## BEGIN EXERCISE INPUT

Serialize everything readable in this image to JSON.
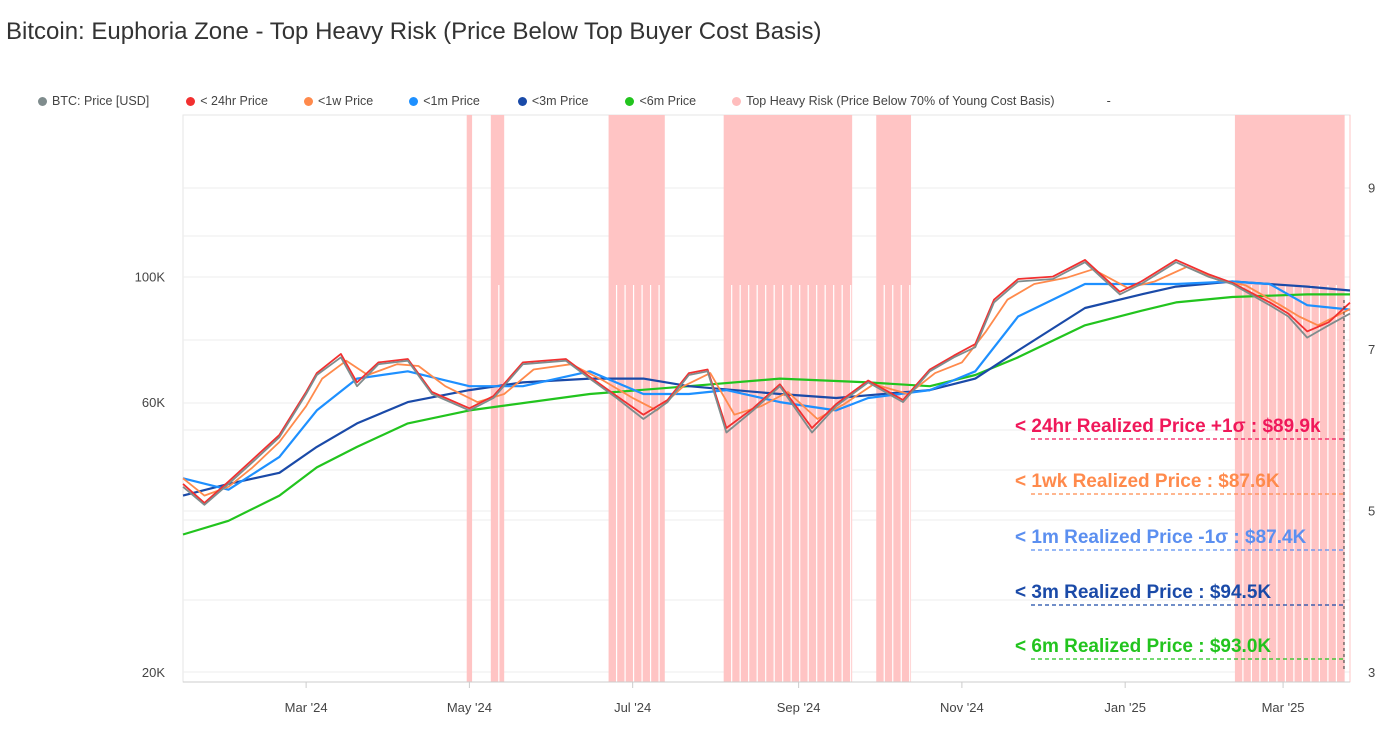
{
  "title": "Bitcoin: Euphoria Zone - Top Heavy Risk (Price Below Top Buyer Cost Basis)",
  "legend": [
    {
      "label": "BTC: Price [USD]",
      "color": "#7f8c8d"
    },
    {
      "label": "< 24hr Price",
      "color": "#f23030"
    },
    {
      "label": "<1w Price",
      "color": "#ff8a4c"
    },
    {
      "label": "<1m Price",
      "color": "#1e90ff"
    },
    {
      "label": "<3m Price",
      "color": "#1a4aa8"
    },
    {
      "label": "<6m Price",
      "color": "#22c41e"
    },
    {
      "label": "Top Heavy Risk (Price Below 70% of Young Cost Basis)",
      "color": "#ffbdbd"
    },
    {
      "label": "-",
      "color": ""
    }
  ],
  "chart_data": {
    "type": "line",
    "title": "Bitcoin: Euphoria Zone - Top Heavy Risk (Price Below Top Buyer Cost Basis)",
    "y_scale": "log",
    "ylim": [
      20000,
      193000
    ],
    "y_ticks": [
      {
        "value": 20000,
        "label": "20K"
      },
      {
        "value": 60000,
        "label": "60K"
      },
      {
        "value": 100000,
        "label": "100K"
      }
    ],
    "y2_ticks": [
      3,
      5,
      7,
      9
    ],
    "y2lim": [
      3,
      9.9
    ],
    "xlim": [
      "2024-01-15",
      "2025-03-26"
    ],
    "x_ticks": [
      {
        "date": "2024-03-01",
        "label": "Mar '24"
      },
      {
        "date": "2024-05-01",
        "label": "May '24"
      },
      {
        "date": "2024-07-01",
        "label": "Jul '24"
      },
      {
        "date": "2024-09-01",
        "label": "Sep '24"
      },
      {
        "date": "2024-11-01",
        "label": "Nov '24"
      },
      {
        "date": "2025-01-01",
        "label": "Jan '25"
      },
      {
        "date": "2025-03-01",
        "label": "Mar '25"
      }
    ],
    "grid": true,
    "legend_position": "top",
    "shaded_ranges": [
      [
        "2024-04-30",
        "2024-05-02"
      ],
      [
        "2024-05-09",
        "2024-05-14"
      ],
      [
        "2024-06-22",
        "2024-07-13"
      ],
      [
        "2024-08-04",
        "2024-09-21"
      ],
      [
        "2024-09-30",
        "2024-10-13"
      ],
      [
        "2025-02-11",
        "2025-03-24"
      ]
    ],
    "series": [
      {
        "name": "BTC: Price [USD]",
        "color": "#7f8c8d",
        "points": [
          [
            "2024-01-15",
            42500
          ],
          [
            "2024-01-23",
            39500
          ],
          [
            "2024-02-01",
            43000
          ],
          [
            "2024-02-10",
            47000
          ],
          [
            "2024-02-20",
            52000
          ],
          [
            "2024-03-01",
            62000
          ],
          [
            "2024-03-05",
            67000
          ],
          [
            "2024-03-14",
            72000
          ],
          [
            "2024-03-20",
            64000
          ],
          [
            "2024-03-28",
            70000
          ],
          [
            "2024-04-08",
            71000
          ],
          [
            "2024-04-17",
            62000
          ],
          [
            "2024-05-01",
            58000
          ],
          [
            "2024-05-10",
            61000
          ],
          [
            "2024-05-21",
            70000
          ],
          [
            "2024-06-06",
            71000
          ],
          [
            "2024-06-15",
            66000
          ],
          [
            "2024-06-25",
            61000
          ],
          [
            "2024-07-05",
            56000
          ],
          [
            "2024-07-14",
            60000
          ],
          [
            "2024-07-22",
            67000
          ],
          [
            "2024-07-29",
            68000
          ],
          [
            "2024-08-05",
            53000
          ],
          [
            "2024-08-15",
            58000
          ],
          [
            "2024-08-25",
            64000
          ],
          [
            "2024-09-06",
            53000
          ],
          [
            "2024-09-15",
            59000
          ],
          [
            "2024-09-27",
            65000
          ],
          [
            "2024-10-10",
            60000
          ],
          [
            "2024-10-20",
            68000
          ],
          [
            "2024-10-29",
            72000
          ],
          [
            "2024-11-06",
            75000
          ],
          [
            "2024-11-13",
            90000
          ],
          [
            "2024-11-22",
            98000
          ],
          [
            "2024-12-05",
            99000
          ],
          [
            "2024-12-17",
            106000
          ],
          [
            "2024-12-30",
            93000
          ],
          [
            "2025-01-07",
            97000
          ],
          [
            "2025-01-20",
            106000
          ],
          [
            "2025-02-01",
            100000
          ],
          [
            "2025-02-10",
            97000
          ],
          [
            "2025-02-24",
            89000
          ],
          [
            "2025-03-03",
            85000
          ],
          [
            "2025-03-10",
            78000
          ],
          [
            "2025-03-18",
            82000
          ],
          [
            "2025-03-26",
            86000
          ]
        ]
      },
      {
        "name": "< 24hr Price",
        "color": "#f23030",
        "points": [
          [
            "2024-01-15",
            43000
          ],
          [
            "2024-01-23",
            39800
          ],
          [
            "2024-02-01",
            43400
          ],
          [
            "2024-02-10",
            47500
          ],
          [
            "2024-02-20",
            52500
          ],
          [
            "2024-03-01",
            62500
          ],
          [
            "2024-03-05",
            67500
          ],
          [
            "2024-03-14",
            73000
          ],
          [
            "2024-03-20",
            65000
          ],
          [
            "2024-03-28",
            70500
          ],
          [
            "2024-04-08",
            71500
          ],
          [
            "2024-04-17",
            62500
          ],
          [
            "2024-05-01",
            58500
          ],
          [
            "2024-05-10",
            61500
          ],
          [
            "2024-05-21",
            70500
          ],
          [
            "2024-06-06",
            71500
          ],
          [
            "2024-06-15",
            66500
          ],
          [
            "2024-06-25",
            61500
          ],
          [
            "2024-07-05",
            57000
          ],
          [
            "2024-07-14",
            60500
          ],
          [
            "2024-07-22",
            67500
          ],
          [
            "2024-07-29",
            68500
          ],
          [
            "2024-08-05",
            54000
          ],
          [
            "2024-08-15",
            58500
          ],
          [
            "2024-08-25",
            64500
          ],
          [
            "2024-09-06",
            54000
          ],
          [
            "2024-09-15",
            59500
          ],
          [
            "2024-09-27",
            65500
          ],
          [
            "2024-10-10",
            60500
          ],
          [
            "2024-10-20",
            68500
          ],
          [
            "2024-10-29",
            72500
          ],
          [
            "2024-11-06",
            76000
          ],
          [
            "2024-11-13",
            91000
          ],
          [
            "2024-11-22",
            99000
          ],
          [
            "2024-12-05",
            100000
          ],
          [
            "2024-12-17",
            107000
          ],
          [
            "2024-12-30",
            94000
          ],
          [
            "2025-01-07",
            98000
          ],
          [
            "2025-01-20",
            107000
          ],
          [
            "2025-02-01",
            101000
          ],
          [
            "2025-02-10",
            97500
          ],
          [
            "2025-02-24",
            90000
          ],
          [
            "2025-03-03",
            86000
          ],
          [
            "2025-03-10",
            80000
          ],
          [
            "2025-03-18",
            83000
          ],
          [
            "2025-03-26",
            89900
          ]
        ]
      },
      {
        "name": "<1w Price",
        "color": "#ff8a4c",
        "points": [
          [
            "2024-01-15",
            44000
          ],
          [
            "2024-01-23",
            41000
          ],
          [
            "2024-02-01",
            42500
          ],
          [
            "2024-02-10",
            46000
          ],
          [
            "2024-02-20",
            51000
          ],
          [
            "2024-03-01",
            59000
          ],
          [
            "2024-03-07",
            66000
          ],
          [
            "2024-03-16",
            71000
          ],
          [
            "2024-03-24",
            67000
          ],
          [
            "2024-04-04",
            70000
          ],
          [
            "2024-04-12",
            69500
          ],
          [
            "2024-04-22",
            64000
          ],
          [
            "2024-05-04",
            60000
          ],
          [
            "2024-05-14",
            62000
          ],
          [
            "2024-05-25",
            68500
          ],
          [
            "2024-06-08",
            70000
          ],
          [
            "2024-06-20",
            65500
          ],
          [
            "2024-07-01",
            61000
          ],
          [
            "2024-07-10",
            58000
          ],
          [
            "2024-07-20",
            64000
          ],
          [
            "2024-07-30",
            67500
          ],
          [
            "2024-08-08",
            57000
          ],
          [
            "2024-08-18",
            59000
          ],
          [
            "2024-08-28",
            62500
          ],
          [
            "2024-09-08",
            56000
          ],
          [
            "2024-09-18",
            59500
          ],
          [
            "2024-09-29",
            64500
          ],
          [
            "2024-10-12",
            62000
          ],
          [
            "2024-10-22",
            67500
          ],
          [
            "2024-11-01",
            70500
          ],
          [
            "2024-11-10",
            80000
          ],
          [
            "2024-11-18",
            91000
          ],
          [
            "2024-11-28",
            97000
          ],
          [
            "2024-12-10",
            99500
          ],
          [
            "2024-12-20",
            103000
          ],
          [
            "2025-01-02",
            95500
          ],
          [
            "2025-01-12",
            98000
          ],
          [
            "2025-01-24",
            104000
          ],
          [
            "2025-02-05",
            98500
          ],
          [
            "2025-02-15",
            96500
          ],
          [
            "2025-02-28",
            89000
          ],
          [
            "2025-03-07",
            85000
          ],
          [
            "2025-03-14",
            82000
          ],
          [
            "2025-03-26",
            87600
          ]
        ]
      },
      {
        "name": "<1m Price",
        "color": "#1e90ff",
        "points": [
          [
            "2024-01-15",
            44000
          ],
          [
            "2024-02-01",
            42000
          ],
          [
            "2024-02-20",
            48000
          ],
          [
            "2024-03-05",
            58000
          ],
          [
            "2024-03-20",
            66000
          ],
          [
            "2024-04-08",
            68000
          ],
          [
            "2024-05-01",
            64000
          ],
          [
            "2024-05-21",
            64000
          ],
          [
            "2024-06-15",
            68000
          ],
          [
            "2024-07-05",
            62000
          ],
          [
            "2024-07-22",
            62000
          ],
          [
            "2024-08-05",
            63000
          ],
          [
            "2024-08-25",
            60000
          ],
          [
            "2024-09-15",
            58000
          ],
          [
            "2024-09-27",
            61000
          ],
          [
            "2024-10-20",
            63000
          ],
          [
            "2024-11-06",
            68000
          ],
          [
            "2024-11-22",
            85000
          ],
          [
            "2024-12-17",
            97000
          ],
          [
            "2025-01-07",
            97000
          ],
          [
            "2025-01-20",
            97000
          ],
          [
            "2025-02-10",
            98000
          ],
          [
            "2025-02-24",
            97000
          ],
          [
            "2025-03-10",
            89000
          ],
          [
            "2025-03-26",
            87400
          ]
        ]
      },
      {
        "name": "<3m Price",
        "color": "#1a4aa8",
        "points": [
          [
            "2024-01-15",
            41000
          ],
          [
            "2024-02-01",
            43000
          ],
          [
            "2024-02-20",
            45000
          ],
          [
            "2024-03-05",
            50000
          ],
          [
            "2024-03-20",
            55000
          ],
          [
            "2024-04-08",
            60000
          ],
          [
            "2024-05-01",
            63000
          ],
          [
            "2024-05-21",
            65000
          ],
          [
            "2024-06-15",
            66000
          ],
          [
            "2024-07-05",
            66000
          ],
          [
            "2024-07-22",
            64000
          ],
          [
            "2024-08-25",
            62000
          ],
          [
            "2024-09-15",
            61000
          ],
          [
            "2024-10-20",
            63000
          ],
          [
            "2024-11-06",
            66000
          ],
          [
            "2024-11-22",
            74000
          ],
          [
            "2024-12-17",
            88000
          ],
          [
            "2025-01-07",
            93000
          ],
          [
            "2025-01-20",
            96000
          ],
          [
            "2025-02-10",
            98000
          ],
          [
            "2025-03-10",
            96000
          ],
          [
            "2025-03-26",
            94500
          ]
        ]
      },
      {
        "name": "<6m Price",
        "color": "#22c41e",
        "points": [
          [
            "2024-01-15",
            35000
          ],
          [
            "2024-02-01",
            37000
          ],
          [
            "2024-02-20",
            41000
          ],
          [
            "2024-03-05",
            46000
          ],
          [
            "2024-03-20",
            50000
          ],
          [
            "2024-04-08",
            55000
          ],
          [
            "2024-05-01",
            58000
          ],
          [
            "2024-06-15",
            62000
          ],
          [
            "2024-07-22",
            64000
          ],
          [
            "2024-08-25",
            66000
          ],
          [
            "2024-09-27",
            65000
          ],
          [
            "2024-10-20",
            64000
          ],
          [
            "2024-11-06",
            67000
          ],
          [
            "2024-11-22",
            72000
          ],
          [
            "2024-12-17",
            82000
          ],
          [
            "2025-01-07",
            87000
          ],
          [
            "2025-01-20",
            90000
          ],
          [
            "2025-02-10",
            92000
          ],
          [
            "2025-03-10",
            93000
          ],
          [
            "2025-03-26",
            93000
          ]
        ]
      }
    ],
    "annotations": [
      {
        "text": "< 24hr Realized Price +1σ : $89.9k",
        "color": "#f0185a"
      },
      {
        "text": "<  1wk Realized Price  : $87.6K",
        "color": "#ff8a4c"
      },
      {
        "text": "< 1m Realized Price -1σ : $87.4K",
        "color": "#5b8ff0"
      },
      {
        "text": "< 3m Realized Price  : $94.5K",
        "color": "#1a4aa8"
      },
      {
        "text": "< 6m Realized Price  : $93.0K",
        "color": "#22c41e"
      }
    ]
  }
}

## END EXERCISE INPUT

### WHAT IS NEEDED
Go over the records above and tally each line that includes "Heavy". Give the total by itself.

### FINISHED TASK
3